*SHORT TASK 1*
In the records, from the line with "195, 28, 218]" to the line with "130, 1168, 148]", replace every occurrence of "layer-visibility-eye-icon" with "layer-eye-toggle" and give those lines back with nothing else altered.

*EXTRACT PROVIDED*
[conspire] July schedule posted

Tony Godshall tony at of.net
Wed Jul 1 18:41:23 PDT 2009


On Wed, Jul 1, 2009 at 6:15 PM, Rick Moen<rick at linuxmafia.com> wrote:
> Quoting Tony Godshall (tony at of.net):
>
>> A simple "no" would have sufficed.
>
> Well, actually, I'd far rather say yes.  I'm just unclear on how to
> say yes without quite a lot of work, and also making a simple page
> rather complex (and maybe error-prone and less fault-tolerant).
>
> Frankly, I'd love to say yes.  It's frustrating that the handful of
> people who keep saying "Please add iCal" and "Please add RSS" seem to
> assume it's really easy, but don't get around to telling me how.  The
> cynic in my head keeps whispering the uncharitable conclusion that they
> have no idea how, but don't care because they aren't going to do the
> work.  That's unfair, so I try not to listen to the cynic.

Sorry, I should have done a quick search before my comment.

I don't read all the messages on this list- just the ones whose
subject lines catch my eye.


> Moreover, it's not like I'm unwilling to do it myself.  I am.  I just
> want to make a good estimate of what I'm getting into, and ensure that
> it doesn't make the page brittle or a pain to edit.  Also, of necessity,
> it'd need to be according to _my_ priority list.  As I commented when
> Grant seemingly tried to get me to commit to an "installfest in a box"
> project, "I just don't bloody well want to commit in public to another
> damned project."
>
> In case it was not obvious, (1) my spare time is not in bounteous
> oversupply, and (2) for that reason among others, I attempt to optimise
> my Web pages for ease of maintenance and fault tolerance.  (Requests
> that might endanger either of those virtues get more-skeptical looks.)

Of course.

> But, as I said, I'm certainly didn't refuse to do the work -- which is
> why I spent half an hour this morning prototying (upthread) how one of
> the existing CABAL calendar entries might need to get recoded as
> hCalendar data, and then what sort of software setup might suffice to
> then transform it into iCal.

Personally, I'd go the other way.  Edit the calendar in the
easiest (easiest to edit, easiest to parse) format you have
have a couple of scripts spit out the more verbose versions
(html, hCalendar) and cat thenon-generated html to them
to make the html people see.  A perfect application for make.

>> I keep missing things because I don't go to each website.
>> .ics files let me collect them into a single calendar.
>
> Again, to quote Richard Couture:  "I'm sorry to hear about _your_
> problem."  My willingness to bend over backwards to accomodate people
> for whom the existing calendars -- CABAL's and BALE -- don't meet their
> needs has inherent limits.
>
> I think iCal and RSS are objectively a good idea for that data, mind
> you -- even though my best information suggests that only a tiny number
> of the data's target audience would currently benefit.  The question
> actually is, how to implement it at all, and how to do so in such a
> way that the effort is not either an initial or an ongoing time-sink.

I'll help you with the initial and  if that's done right, the ongoing should
be a matter of running make after you edit.  (Or from cron, even)

>> But I didn't know until your response whether or not the work had
>> already been done.

*SHORT TASK 2*
In the mailing list message, which tool does the reply call "a perfect application" for generating the calendar formats?

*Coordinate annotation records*

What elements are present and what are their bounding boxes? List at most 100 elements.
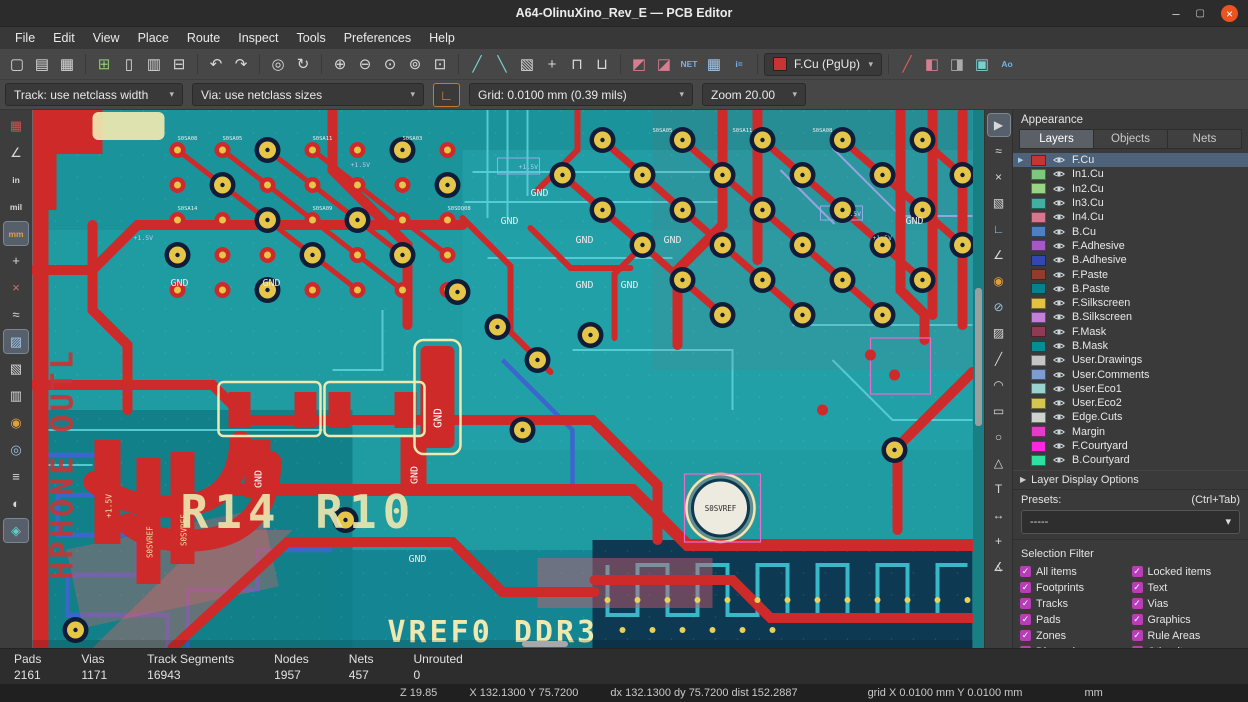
units-mils-icon[interactable]: mil	[4, 195, 28, 218]
units-mm-icon[interactable]: mm	[4, 222, 28, 245]
layer-color-swatch[interactable]	[1031, 383, 1046, 394]
tab-nets[interactable]: Nets	[1168, 130, 1241, 148]
layer-color-swatch[interactable]	[1031, 426, 1046, 437]
zone-outline-icon[interactable]: ▧	[4, 357, 28, 380]
draw-rect-icon[interactable]: ▭	[988, 400, 1010, 422]
menu-edit[interactable]: Edit	[44, 29, 84, 47]
layer-color-swatch[interactable]	[1031, 355, 1046, 366]
layer-visibility-eye-icon[interactable]	[1052, 197, 1066, 209]
checkbox-checked[interactable]: ✓	[1132, 614, 1143, 625]
layer-visibility-eye-icon[interactable]	[1052, 154, 1066, 166]
maximize-button[interactable]: ▢	[1196, 9, 1205, 19]
layer-row-b-silkscreen[interactable]: B.Silkscreen	[1013, 310, 1248, 324]
menu-preferences[interactable]: Preferences	[335, 29, 420, 47]
filter-locked-items[interactable]: ✓Locked items	[1132, 566, 1242, 578]
layer-row-user-comments[interactable]: User.Comments	[1013, 367, 1248, 381]
layer-row-b-mask[interactable]: B.Mask	[1013, 339, 1248, 353]
footprint-browser-icon[interactable]: ◪	[652, 52, 676, 76]
layer-color-swatch[interactable]	[1031, 226, 1046, 237]
menu-place[interactable]: Place	[129, 29, 178, 47]
pads-filled-icon[interactable]: ◉	[4, 411, 28, 434]
layer-color-swatch[interactable]	[1031, 326, 1046, 337]
layer-color-swatch[interactable]	[1031, 312, 1046, 323]
presets-dropdown[interactable]: ----- ▾	[1021, 510, 1240, 534]
layer-visibility-eye-icon[interactable]	[1052, 211, 1066, 223]
layer-visibility-eye-icon[interactable]	[1052, 426, 1066, 438]
zoom-selection-icon[interactable]: ⊡	[428, 52, 452, 76]
layer-display-options[interactable]: ▶ Layer Display Options	[1013, 470, 1248, 490]
measure-tool-icon[interactable]: ∡	[988, 556, 1010, 578]
save-icon[interactable]: ▦	[55, 52, 79, 76]
layer-visibility-eye-icon[interactable]	[1052, 168, 1066, 180]
zoom-dropdown[interactable]: Zoom 20.00 ▾	[702, 83, 806, 106]
tab-objects[interactable]: Objects	[1094, 130, 1168, 148]
layer-row-margin[interactable]: Margin	[1013, 425, 1248, 439]
board-setup-icon[interactable]: ⊞	[92, 52, 116, 76]
menu-view[interactable]: View	[84, 29, 129, 47]
layer-color-swatch[interactable]	[1031, 255, 1046, 266]
ratsnest-visibility-icon[interactable]: ×	[4, 276, 28, 299]
layer-color-swatch[interactable]	[1031, 269, 1046, 280]
filter-all-items[interactable]: ✓All items	[1020, 566, 1130, 578]
place-footprint-icon[interactable]: ⊘	[988, 296, 1010, 318]
layer-row-b-courtyard[interactable]: B.Courtyard	[1013, 453, 1248, 467]
cleanup-tracks-icon[interactable]: ╲	[490, 52, 514, 76]
highlight-net-pencil-icon[interactable]: ╱	[895, 52, 919, 76]
filter-text[interactable]: ✓Text	[1132, 582, 1242, 594]
layer-visibility-eye-icon[interactable]	[1052, 440, 1066, 452]
layer-color-swatch[interactable]	[1031, 169, 1046, 180]
vertical-scrollbar[interactable]	[973, 110, 984, 648]
layer-row-b-cu[interactable]: B.Cu	[1013, 224, 1248, 238]
menu-tools[interactable]: Tools	[288, 29, 335, 47]
layer-row-f-adhesive[interactable]: F.Adhesive	[1013, 239, 1248, 253]
checkbox-checked[interactable]: ✓	[1020, 566, 1031, 577]
layer-row-f-silkscreen[interactable]: F.Silkscreen	[1013, 296, 1248, 310]
units-inches-icon[interactable]: in	[4, 168, 28, 191]
layer-row-f-paste[interactable]: F.Paste	[1013, 267, 1248, 281]
layer-color-swatch[interactable]	[1031, 240, 1046, 251]
add-text-icon[interactable]: T	[988, 478, 1010, 500]
menu-help[interactable]: Help	[420, 29, 464, 47]
layer-visibility-eye-icon[interactable]	[1052, 254, 1066, 266]
new-board-icon[interactable]: ▢	[5, 52, 29, 76]
checkbox-checked[interactable]: ✓	[1020, 598, 1031, 609]
layer-row-in1-cu[interactable]: In1.Cu	[1013, 167, 1248, 181]
cursor-shape-icon[interactable]: +	[4, 249, 28, 272]
menu-inspect[interactable]: Inspect	[229, 29, 287, 47]
local-ratsnest-icon[interactable]: ≈	[988, 140, 1010, 162]
filter-pads[interactable]: ✓Pads	[1020, 614, 1130, 626]
checkbox-checked[interactable]: ✓	[1132, 566, 1143, 577]
layer-visibility-eye-icon[interactable]	[1052, 383, 1066, 395]
open-board-icon[interactable]: ▤	[30, 52, 54, 76]
layer-color-swatch[interactable]	[1031, 212, 1046, 223]
highlight-net-tool-icon[interactable]: ×	[988, 166, 1010, 188]
layer-color-swatch[interactable]	[1031, 341, 1046, 352]
layer-selector-dropdown[interactable]: F.Cu (PgUp) ▾	[764, 53, 882, 76]
find-icon[interactable]: ◎	[266, 52, 290, 76]
zone-display-icon[interactable]: ▨	[4, 330, 28, 353]
zoom-fit-objects-icon[interactable]: ⊚	[403, 52, 427, 76]
tab-layers[interactable]: Layers	[1020, 130, 1094, 148]
route-tracks-icon[interactable]: ∟	[988, 218, 1010, 240]
layer-visibility-eye-icon[interactable]	[1052, 226, 1066, 238]
layer-visibility-eye-icon[interactable]	[1052, 283, 1066, 295]
vias-filled-icon[interactable]: ◎	[4, 438, 28, 461]
via-size-dropdown[interactable]: Via: use netclass sizes ▾	[192, 83, 424, 106]
filter-zones[interactable]: ✓Zones	[1020, 630, 1130, 642]
refresh-icon[interactable]: ↻	[291, 52, 315, 76]
page-settings-icon[interactable]: ▯	[117, 52, 141, 76]
footprint-editor-icon[interactable]: ◩	[627, 52, 651, 76]
layer-row-user-eco1[interactable]: User.Eco1	[1013, 382, 1248, 396]
set-origin-icon[interactable]: +	[988, 530, 1010, 552]
filter-vias[interactable]: ✓Vias	[1132, 598, 1242, 610]
minimize-button[interactable]: –	[1172, 7, 1179, 20]
calculator-icon[interactable]: i=	[727, 52, 751, 76]
layer-row-edge-cuts[interactable]: Edge.Cuts	[1013, 410, 1248, 424]
track-posture-icon[interactable]: ∟	[433, 83, 460, 107]
zoom-out-icon[interactable]: ⊖	[353, 52, 377, 76]
add-dimension-icon[interactable]: ↔	[988, 504, 1010, 526]
place-via-icon[interactable]: ◉	[988, 270, 1010, 292]
checkbox-checked[interactable]: ✓	[1020, 582, 1031, 593]
route-diff-pairs-icon[interactable]: ∠	[988, 244, 1010, 266]
layer-color-swatch[interactable]	[1031, 198, 1046, 209]
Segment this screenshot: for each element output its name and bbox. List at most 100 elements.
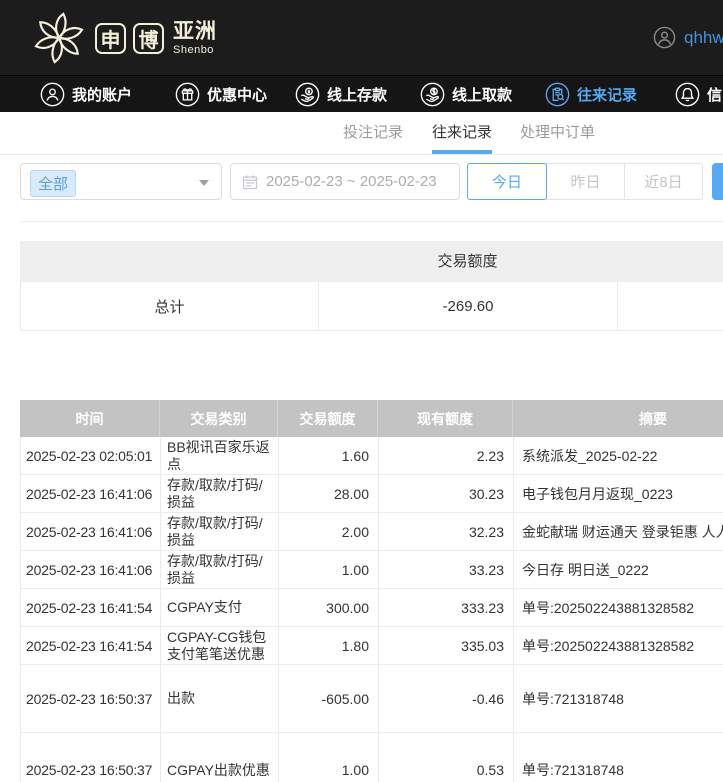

*FULL RESPONSE 1*
units-mils-icon[interactable]: mil	[4, 195, 28, 218]
units-mm-icon[interactable]: mm	[4, 222, 28, 245]
layer-color-swatch[interactable]	[1031, 383, 1046, 394]
tab-nets[interactable]: Nets	[1168, 130, 1241, 148]
layer-color-swatch[interactable]	[1031, 426, 1046, 437]
zone-outline-icon[interactable]: ▧	[4, 357, 28, 380]
draw-rect-icon[interactable]: ▭	[988, 400, 1010, 422]
menu-edit[interactable]: Edit	[44, 29, 84, 47]
layer-color-swatch[interactable]	[1031, 355, 1046, 366]
layer-eye-toggle[interactable]	[1052, 197, 1066, 209]
checkbox-checked[interactable]: ✓	[1132, 614, 1143, 625]
layer-eye-toggle[interactable]	[1052, 154, 1066, 166]
maximize-button[interactable]: ▢	[1196, 9, 1205, 19]
layer-row-b-silkscreen[interactable]: B.Silkscreen	[1013, 310, 1248, 324]
menu-preferences[interactable]: Preferences	[335, 29, 420, 47]
filter-locked-items[interactable]: ✓Locked items	[1132, 566, 1242, 578]
layer-row-user-comments[interactable]: User.Comments	[1013, 367, 1248, 381]
layer-row-b-mask[interactable]: B.Mask	[1013, 339, 1248, 353]
footprint-browser-icon[interactable]: ◪	[652, 52, 676, 76]
layer-color-swatch[interactable]	[1031, 226, 1046, 237]
menu-place[interactable]: Place	[129, 29, 178, 47]
pads-filled-icon[interactable]: ◉	[4, 411, 28, 434]
layer-color-swatch[interactable]	[1031, 326, 1046, 337]
layer-color-swatch[interactable]	[1031, 312, 1046, 323]
presets-dropdown[interactable]: ----- ▾	[1021, 510, 1240, 534]
layer-eye-toggle[interactable]	[1052, 211, 1066, 223]
layer-eye-toggle[interactable]	[1052, 426, 1066, 438]
zoom-selection-icon[interactable]: ⊡	[428, 52, 452, 76]
layer-display-options[interactable]: ▶ Layer Display Options	[1013, 470, 1248, 490]
measure-tool-icon[interactable]: ∡	[988, 556, 1010, 578]
save-icon[interactable]: ▦	[55, 52, 79, 76]
layer-eye-toggle[interactable]	[1052, 168, 1066, 180]
zoom-dropdown[interactable]: Zoom 20.00 ▾	[702, 83, 806, 106]
tab-objects[interactable]: Objects	[1094, 130, 1168, 148]

*FULL RESPONSE 2*
make